Written request:
Locate the lines where "работы" occurs and copy them as they stand.

Dataset records:
- - - -

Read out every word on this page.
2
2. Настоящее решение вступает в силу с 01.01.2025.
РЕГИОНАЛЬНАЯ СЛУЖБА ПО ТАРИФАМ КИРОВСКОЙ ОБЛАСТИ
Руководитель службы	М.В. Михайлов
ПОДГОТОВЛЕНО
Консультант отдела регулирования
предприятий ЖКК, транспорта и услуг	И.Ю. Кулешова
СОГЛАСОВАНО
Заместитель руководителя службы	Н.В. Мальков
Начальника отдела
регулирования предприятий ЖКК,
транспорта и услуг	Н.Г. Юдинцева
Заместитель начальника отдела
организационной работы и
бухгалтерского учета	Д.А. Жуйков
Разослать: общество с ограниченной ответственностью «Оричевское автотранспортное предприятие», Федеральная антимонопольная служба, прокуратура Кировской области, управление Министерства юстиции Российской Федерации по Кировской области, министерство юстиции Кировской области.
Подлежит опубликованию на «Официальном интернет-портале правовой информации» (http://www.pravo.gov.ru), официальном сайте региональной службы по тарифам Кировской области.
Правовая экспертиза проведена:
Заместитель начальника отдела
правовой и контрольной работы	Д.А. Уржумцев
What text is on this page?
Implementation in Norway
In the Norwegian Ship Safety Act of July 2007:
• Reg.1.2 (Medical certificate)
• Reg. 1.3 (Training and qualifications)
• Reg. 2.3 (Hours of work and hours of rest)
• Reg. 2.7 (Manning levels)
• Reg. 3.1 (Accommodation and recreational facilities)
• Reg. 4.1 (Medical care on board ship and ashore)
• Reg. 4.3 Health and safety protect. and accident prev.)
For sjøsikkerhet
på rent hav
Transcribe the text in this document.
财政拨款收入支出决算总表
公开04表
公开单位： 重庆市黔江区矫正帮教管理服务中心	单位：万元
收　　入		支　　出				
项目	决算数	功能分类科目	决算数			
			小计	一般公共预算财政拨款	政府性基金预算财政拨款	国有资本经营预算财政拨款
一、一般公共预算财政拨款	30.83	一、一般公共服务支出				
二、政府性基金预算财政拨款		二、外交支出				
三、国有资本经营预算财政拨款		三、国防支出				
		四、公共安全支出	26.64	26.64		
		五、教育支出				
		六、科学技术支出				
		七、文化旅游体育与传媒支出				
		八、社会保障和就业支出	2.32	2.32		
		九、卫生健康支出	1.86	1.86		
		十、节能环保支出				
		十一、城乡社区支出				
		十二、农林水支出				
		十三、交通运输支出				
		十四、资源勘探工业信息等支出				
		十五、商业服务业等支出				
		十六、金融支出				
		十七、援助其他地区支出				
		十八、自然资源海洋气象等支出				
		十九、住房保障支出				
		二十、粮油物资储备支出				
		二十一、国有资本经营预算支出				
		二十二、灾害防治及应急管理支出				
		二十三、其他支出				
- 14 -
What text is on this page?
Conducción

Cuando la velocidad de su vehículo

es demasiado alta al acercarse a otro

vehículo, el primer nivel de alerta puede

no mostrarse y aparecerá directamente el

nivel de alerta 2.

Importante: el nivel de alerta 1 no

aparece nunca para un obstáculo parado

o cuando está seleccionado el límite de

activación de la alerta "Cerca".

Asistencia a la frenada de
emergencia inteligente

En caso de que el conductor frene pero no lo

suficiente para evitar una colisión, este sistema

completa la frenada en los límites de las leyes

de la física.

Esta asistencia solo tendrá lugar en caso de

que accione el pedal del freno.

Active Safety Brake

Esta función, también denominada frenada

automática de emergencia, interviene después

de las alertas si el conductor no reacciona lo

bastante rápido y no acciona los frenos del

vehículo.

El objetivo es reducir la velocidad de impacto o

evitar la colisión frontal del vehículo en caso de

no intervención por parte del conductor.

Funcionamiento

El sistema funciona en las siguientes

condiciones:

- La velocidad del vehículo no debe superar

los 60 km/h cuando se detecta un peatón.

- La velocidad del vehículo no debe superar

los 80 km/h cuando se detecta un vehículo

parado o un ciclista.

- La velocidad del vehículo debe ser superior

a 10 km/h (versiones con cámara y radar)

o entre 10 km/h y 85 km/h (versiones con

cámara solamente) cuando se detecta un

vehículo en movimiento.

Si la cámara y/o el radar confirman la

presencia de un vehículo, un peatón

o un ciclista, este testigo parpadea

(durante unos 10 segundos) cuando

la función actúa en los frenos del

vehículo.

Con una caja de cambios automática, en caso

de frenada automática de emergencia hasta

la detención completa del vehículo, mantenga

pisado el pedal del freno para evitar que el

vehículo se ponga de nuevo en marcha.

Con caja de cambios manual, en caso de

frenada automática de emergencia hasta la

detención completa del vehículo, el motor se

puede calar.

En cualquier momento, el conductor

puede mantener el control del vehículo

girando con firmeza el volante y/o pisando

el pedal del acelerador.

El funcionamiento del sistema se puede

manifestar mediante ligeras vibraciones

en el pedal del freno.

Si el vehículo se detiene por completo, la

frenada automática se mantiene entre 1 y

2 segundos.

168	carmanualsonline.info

- - - -

Output for this exercise:
организационной работы и
правовой и контрольной работы	Д.А. Уржумцев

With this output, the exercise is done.